### Instruction
Look for the word "text" in each line and report the count of matching lines, with nothing added.
begin The records
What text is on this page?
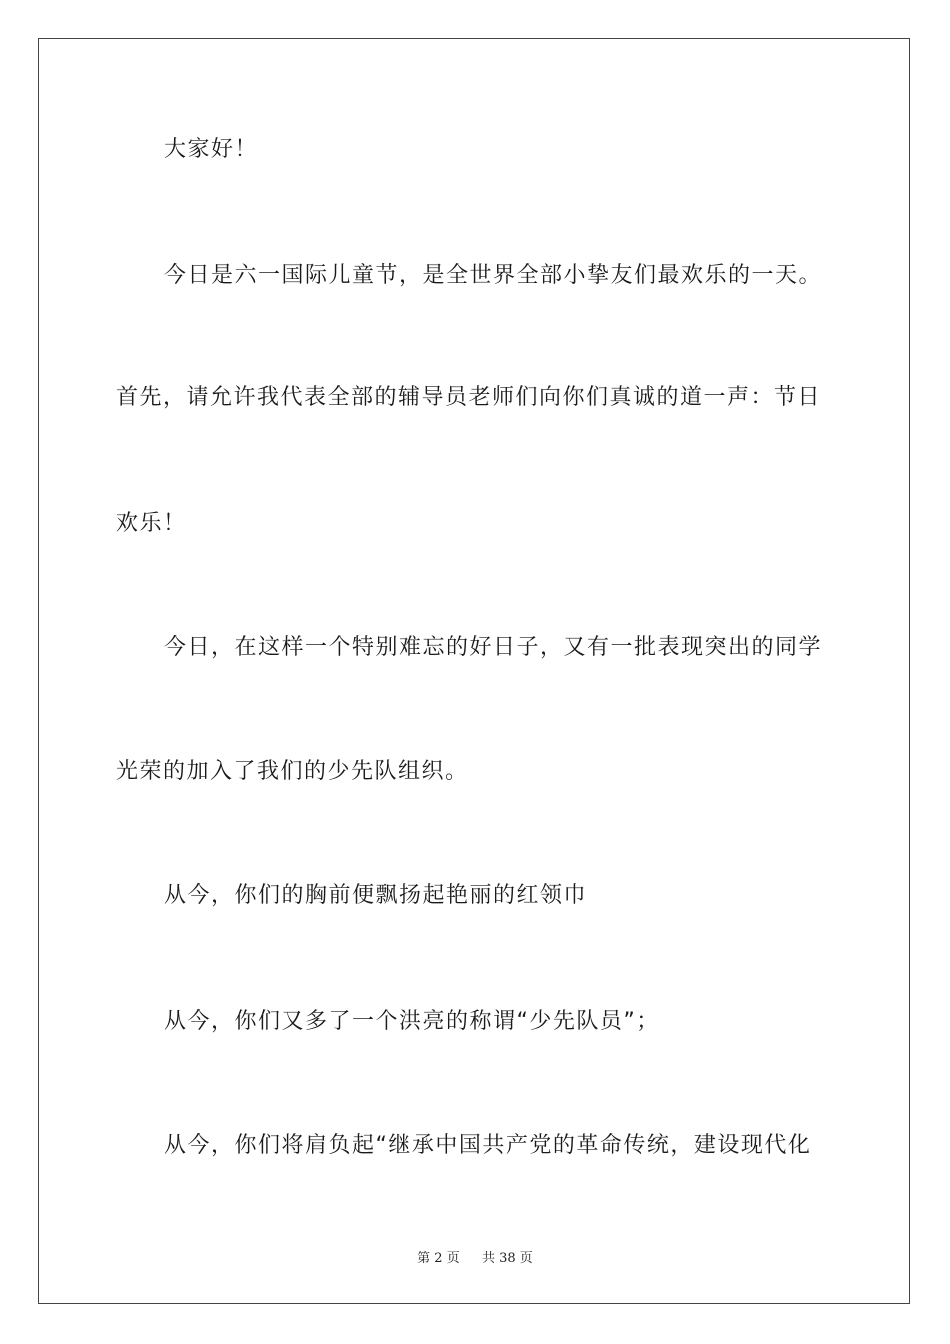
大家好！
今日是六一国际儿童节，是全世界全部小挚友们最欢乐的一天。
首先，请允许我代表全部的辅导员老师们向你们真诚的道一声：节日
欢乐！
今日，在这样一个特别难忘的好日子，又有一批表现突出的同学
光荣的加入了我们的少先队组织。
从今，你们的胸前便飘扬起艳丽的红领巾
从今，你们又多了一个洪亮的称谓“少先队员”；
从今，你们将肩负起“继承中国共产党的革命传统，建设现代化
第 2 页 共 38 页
end The records
begin The records
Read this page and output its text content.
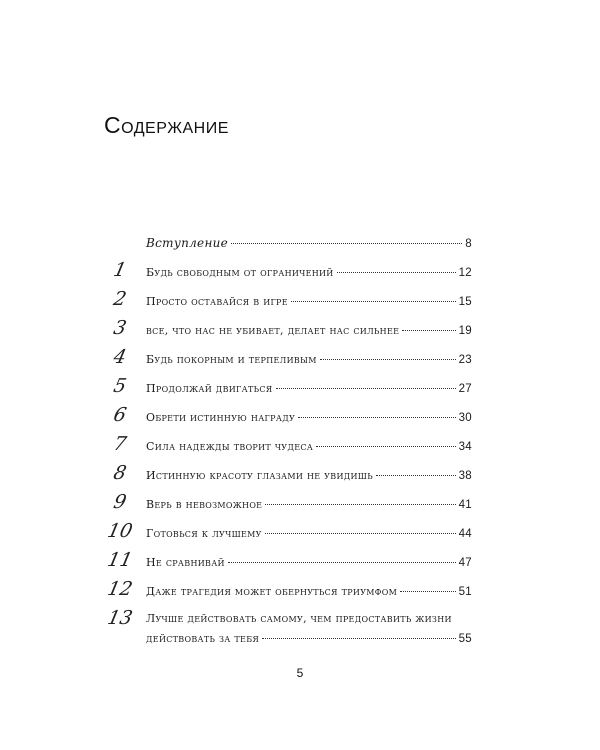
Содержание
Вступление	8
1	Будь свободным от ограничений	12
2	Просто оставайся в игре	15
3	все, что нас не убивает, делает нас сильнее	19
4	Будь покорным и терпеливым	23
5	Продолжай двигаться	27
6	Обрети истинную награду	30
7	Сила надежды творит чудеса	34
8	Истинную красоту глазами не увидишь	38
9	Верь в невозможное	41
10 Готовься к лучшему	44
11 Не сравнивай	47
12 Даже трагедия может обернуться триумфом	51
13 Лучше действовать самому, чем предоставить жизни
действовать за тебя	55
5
end The records
begin The records
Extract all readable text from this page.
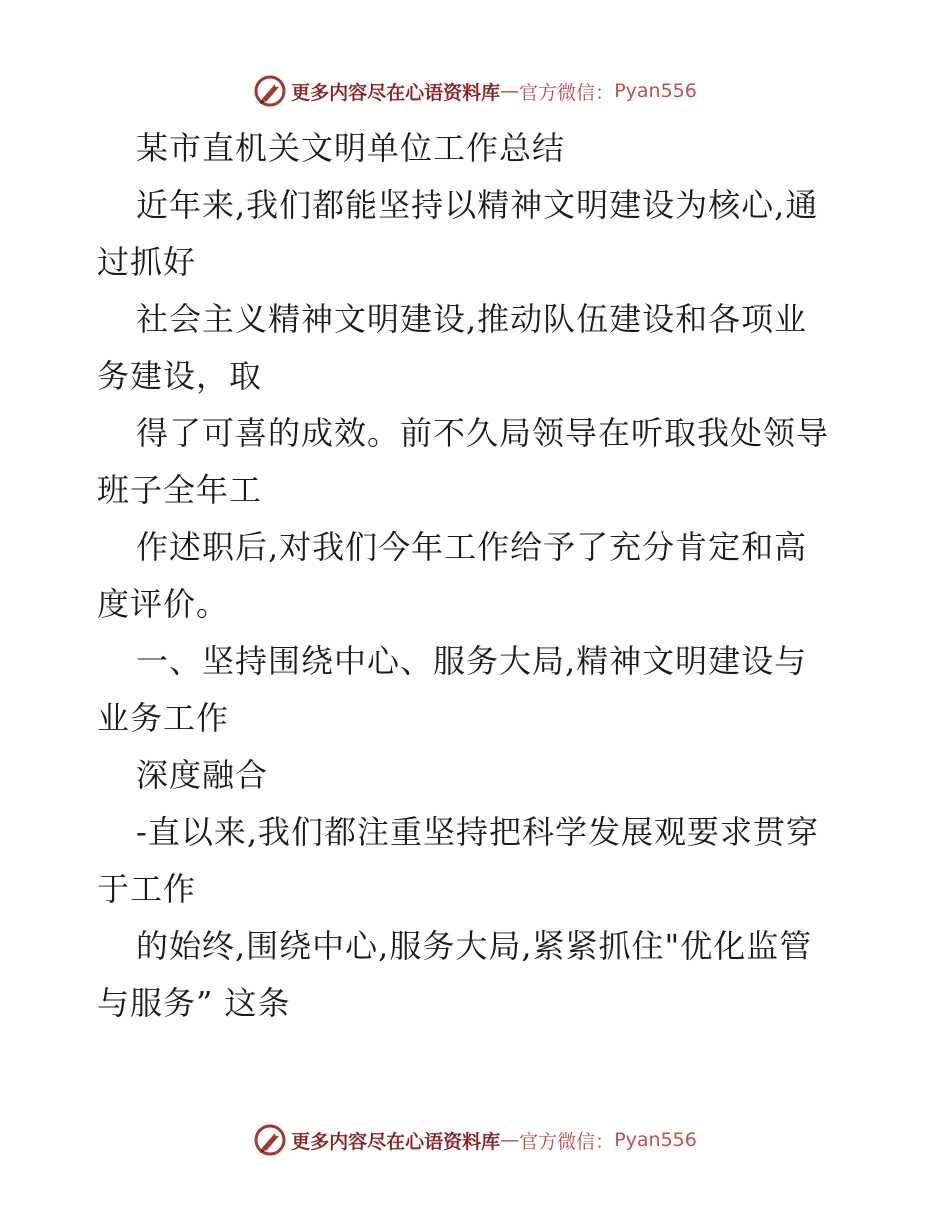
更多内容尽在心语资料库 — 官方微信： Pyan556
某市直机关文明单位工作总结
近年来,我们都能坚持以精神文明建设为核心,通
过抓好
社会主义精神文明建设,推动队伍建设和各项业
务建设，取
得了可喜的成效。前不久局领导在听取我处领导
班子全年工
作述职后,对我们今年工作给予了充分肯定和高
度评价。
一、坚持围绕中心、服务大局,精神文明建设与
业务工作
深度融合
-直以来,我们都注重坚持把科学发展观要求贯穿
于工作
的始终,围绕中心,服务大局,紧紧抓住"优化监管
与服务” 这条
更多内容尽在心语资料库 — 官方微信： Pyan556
end The records
### Solved problem
3